** Begin EXTRACTED MATERIAL **

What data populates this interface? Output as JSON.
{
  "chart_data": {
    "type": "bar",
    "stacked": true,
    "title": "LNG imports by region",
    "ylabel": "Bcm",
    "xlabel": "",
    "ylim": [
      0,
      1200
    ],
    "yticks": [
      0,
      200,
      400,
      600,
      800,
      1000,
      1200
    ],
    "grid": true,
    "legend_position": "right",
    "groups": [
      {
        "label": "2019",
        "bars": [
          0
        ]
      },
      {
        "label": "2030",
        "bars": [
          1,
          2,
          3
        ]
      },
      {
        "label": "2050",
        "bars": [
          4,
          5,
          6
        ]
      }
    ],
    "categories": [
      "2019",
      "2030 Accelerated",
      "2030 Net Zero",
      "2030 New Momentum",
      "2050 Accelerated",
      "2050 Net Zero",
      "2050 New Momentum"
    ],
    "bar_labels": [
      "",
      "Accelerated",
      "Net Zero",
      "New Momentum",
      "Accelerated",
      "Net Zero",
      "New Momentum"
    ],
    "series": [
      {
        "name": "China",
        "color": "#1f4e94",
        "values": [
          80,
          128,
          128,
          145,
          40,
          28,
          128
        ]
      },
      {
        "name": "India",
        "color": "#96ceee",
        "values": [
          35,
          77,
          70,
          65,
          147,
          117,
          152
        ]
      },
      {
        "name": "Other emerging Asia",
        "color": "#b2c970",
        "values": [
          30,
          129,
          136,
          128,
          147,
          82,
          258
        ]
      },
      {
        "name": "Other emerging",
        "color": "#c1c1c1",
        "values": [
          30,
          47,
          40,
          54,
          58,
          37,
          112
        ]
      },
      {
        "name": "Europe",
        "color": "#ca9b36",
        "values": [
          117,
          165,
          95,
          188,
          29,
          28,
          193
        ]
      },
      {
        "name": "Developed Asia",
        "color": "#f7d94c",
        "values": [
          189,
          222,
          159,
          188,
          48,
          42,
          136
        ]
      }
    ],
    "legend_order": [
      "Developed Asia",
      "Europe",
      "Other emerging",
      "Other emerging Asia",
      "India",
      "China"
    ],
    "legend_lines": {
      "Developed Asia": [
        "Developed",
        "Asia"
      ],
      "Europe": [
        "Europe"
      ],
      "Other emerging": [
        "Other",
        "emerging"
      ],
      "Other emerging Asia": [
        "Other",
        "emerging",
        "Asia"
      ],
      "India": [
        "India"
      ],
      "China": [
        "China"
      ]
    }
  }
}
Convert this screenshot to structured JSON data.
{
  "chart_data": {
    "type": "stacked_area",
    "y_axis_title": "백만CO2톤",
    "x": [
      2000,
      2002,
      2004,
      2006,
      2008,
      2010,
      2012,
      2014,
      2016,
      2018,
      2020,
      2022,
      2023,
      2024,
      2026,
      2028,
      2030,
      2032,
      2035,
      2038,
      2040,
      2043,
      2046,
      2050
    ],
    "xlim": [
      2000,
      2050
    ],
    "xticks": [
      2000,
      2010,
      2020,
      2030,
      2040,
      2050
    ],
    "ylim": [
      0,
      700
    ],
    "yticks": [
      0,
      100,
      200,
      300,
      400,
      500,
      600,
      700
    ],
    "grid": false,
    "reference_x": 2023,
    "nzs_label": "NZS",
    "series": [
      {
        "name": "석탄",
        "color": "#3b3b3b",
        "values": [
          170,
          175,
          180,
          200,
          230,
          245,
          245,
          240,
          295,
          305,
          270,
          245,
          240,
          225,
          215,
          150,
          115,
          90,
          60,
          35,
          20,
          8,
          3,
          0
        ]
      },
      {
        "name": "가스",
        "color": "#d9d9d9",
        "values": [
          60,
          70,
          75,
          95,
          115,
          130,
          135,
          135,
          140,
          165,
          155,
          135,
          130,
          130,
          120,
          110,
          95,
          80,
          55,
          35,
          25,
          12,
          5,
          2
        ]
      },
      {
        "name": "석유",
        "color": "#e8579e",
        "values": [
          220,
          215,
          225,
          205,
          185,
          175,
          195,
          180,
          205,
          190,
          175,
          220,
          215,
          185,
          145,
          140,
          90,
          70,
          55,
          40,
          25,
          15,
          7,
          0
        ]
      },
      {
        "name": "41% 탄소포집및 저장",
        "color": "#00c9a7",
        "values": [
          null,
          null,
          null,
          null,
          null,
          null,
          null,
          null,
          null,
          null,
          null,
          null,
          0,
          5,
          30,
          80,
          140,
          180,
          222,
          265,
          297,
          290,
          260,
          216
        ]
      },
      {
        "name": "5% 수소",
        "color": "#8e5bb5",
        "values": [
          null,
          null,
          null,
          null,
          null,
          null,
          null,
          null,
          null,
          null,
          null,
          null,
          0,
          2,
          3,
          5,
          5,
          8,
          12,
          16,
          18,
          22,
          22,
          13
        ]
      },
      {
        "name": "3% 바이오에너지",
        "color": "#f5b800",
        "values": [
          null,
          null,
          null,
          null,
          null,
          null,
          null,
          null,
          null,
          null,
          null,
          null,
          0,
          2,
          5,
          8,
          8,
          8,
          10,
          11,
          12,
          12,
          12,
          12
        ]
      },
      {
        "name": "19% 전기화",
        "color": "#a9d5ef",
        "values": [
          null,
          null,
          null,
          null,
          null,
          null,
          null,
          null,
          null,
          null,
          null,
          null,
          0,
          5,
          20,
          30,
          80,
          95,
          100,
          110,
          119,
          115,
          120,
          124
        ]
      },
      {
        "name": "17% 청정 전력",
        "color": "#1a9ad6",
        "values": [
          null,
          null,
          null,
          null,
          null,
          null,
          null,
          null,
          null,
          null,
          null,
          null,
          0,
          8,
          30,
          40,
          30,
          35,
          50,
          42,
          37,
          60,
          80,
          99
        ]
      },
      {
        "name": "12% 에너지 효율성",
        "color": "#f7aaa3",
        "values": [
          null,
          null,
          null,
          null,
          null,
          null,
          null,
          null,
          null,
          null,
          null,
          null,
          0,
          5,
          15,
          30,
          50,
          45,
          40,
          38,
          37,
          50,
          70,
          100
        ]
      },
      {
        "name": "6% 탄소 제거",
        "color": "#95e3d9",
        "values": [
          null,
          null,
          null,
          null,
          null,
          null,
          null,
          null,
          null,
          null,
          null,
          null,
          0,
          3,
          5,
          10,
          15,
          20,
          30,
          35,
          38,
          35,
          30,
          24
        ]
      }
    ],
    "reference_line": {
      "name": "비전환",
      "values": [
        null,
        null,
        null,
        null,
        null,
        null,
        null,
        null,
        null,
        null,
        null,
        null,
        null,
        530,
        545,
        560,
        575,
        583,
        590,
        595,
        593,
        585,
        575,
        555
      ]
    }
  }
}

** End EXTRACTED MATERIAL **

# [DIRECTION]
From the entries above, copy every line where the word "this" shows up.

# [FULL SOLUTION]
What data populates this interface? Output as JSON.
Convert this screenshot to structured JSON data.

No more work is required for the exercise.